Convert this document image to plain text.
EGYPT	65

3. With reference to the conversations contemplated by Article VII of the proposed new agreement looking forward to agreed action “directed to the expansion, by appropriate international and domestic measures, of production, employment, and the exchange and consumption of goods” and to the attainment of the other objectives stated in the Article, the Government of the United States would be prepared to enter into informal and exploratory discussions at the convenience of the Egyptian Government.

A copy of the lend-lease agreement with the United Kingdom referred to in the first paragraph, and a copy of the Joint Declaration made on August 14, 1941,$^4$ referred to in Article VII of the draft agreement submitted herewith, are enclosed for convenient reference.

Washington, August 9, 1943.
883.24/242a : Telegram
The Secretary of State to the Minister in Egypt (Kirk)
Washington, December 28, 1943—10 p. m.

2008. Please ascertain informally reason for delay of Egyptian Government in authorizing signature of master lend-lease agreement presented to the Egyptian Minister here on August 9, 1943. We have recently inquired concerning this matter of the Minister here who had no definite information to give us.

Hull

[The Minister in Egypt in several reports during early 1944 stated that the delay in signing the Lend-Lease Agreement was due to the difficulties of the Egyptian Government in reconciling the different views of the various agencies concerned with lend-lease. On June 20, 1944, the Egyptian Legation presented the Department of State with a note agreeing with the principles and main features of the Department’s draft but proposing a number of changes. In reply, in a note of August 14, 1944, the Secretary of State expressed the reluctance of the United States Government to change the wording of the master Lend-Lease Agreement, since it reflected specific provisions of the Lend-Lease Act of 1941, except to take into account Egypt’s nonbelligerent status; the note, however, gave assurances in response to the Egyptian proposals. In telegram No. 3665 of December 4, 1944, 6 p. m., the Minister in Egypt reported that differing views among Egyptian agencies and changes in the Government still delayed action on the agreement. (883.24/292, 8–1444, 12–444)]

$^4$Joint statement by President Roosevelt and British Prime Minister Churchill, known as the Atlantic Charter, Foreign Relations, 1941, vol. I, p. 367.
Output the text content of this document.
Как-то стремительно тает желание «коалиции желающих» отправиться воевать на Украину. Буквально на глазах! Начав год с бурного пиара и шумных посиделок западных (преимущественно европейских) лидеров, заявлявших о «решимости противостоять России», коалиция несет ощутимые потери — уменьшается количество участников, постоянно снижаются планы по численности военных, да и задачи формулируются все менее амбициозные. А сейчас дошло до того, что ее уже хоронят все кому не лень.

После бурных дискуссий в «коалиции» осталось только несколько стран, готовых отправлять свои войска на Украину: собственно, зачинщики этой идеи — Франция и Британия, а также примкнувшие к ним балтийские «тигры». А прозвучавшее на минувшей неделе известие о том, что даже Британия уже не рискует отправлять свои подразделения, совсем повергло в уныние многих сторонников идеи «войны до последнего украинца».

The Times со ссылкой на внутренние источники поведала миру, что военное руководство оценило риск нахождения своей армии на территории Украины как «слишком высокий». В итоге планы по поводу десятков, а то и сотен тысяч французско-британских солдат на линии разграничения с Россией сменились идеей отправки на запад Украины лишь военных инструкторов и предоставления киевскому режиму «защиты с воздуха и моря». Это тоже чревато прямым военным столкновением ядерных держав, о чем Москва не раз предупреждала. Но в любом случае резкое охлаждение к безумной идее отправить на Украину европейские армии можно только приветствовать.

# TASK DESCRIPTION
Give solely the number of lines in the data that contain the string "this".

# ANSWER TO THE TASK
3